» **DIRECTIONS FOR THIS TASK**: From the listing below, pull each line that includes "background".

» **RECORDS SUPPLIED**:
····················
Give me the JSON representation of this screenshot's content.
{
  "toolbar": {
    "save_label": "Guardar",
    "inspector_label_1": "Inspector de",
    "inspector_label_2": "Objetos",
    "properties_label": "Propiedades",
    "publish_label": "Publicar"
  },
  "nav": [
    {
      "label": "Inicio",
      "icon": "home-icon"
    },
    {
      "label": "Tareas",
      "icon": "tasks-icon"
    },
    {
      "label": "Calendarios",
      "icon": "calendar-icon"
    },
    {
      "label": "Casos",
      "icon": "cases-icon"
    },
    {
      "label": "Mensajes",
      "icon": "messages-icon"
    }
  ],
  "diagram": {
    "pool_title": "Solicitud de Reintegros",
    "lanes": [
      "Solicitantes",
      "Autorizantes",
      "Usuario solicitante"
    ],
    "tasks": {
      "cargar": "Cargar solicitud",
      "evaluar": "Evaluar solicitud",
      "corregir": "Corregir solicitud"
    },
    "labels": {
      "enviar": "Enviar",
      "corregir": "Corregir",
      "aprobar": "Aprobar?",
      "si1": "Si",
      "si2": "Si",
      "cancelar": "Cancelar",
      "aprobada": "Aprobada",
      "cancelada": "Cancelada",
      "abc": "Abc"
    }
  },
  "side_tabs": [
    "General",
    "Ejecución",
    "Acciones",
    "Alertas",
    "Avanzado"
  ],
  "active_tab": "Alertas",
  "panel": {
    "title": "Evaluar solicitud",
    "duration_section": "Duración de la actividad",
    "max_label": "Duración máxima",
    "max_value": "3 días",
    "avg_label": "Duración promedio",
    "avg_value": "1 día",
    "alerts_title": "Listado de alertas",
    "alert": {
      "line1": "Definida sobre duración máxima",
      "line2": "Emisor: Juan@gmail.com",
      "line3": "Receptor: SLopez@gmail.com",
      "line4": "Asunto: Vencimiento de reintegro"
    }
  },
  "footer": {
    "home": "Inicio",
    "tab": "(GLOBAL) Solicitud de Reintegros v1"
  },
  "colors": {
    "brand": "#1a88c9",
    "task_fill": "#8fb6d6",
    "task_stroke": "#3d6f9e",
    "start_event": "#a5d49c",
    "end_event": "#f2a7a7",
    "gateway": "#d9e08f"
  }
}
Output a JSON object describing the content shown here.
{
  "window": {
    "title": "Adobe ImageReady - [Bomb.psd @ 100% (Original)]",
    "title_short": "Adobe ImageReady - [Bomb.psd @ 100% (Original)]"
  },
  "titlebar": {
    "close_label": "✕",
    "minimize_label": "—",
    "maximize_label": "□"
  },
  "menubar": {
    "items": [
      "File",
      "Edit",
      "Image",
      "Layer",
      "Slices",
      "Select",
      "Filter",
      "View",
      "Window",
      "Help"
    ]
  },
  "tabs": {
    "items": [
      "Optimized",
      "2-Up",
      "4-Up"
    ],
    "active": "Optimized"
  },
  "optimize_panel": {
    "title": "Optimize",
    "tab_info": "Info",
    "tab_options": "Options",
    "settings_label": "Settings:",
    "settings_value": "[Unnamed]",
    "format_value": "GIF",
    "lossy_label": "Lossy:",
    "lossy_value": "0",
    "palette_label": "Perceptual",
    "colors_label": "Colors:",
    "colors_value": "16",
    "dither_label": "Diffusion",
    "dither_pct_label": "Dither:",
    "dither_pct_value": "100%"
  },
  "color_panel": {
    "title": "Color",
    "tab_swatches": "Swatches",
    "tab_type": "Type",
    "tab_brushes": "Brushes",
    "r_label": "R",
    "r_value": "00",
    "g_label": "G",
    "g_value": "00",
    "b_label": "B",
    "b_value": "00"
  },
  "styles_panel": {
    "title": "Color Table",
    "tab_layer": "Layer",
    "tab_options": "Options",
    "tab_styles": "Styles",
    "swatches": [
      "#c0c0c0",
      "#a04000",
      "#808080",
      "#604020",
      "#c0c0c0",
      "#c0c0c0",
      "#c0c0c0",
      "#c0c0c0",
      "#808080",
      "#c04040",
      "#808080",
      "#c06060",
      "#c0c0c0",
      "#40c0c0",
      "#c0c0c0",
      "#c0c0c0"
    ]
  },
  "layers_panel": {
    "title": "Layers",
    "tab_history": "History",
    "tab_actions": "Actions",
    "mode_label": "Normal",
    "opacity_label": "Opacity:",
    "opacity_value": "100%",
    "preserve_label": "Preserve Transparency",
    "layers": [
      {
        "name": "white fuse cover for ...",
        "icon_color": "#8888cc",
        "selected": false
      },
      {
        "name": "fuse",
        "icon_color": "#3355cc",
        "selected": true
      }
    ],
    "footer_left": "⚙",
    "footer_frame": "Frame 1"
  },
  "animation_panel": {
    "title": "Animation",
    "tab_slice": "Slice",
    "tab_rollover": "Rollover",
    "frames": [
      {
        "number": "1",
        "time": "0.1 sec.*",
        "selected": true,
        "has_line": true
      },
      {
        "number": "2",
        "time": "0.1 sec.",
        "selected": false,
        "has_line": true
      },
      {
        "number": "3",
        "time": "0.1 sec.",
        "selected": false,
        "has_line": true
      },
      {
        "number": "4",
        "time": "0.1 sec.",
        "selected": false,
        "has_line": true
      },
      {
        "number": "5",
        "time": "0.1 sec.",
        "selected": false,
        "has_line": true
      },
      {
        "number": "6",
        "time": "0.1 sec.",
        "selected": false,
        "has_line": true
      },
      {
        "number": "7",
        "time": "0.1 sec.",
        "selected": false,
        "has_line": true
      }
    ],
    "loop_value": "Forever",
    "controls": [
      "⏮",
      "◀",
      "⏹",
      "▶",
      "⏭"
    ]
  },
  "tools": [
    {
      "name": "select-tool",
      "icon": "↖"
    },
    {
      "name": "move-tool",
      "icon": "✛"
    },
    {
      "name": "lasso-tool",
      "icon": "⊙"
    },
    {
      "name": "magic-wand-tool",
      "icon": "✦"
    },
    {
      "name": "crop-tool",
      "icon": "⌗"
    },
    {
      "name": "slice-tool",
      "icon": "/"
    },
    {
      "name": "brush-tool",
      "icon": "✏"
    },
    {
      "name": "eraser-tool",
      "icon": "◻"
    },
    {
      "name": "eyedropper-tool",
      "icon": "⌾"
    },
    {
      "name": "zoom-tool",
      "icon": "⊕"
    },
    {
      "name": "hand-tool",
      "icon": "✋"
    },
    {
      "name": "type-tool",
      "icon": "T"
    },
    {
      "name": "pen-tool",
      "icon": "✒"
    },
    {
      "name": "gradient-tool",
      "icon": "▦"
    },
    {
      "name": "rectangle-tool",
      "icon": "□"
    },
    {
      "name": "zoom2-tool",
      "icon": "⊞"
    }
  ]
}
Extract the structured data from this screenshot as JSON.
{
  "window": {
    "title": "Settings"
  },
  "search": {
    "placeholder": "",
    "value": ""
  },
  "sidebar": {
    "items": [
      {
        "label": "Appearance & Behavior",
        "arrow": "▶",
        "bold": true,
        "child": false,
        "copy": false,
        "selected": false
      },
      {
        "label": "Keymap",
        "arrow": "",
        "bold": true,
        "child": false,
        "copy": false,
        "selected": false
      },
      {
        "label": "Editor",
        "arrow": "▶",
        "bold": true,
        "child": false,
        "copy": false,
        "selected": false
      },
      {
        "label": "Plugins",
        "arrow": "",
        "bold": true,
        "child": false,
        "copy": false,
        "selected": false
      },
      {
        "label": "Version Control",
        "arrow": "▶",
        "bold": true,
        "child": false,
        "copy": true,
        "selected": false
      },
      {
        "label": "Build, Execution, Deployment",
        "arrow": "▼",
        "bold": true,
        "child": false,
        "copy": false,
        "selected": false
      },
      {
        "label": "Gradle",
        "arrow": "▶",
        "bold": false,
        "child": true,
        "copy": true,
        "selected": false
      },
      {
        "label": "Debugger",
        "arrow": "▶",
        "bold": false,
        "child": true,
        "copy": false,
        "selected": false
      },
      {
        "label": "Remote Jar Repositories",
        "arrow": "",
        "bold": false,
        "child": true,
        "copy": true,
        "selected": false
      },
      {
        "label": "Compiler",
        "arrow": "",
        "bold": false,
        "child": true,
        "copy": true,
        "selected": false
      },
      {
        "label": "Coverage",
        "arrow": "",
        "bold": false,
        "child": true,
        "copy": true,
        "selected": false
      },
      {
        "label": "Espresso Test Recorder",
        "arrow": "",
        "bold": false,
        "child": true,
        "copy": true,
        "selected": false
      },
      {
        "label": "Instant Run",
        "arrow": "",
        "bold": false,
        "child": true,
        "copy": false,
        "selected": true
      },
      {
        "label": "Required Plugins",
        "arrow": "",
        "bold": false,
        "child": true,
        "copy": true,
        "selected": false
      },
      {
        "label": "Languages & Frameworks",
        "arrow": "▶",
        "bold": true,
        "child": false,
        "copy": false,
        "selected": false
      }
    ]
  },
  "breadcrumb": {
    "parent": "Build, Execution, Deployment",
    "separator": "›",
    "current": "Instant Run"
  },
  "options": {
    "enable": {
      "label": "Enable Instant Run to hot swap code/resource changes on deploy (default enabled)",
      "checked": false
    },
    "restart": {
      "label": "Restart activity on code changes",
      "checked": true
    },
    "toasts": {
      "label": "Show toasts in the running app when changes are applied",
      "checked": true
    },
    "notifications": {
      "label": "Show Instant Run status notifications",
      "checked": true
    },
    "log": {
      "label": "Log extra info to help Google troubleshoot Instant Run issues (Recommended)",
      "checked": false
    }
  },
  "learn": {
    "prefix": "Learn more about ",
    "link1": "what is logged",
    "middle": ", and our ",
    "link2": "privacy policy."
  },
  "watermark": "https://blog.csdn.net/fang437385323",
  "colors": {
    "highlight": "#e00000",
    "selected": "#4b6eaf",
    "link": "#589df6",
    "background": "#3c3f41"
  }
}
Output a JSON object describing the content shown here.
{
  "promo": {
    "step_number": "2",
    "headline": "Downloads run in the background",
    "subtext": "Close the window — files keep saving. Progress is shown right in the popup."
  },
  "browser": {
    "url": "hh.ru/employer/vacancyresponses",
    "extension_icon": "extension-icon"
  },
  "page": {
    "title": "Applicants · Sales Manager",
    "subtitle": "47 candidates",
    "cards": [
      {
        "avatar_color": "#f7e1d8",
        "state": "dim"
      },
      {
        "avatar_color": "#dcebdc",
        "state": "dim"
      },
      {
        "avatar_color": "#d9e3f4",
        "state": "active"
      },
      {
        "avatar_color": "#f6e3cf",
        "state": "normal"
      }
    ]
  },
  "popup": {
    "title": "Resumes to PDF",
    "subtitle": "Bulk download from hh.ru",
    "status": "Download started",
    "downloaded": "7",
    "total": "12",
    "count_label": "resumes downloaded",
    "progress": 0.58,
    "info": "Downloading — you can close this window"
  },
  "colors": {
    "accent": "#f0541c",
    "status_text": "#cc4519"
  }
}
····················
» **TASK RESPONSE**:
    "background": "#3c3f41"
    "headline": "Downloads run in the background",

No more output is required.